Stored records
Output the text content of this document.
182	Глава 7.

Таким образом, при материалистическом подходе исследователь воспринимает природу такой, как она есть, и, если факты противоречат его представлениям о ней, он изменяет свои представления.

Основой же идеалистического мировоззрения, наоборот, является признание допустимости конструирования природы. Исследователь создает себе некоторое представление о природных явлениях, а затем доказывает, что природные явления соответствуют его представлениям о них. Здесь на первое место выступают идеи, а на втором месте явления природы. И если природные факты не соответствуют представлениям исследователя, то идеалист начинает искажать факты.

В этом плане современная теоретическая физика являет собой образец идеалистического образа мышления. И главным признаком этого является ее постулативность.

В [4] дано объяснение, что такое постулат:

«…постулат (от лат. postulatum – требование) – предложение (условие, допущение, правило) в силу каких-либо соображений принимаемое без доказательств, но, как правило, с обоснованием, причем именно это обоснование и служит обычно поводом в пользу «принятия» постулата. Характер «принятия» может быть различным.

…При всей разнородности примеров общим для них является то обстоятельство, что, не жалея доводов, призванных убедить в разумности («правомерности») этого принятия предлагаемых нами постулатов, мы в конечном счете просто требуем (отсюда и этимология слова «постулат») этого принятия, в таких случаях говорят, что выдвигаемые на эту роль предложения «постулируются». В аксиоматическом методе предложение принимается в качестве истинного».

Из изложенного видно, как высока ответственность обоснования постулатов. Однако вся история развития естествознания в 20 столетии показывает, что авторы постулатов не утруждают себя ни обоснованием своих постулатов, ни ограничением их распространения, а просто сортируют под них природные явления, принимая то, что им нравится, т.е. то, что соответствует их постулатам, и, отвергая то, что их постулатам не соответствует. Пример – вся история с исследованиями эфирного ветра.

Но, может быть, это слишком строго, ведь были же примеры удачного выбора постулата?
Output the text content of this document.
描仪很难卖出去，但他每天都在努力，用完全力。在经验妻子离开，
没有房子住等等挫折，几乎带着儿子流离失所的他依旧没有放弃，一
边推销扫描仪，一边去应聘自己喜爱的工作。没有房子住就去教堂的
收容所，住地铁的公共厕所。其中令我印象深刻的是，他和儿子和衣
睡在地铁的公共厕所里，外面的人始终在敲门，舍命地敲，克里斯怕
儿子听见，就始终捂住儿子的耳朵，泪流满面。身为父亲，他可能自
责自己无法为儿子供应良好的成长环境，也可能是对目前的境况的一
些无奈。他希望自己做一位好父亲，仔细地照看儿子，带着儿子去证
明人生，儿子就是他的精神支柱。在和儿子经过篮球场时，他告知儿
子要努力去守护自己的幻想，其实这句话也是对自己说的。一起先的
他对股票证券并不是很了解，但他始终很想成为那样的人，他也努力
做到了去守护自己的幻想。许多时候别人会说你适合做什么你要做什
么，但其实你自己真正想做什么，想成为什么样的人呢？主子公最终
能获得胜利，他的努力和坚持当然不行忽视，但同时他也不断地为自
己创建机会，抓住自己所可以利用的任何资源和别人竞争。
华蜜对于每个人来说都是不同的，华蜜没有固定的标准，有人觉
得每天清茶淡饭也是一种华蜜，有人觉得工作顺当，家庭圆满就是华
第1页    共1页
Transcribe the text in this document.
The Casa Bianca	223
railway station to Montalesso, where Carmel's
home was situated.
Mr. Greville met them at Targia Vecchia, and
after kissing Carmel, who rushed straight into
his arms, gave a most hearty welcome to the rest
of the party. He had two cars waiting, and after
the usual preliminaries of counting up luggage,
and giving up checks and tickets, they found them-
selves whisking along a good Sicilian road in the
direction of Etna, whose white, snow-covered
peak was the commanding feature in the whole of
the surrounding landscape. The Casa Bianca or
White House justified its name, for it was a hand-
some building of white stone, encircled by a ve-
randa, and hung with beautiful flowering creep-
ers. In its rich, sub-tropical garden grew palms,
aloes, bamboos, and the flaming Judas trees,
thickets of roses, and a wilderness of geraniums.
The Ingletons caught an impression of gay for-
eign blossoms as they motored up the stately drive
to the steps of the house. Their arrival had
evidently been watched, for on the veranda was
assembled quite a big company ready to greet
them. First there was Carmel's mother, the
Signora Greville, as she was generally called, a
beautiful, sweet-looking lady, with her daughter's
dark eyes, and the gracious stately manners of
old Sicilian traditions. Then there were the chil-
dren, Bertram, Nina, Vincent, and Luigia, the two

• **OBJECTIVE**: Looking back at the lines above, state how many contain the word "after", and supply nothing besides the number.

• **EXERCISE RESULT**: 2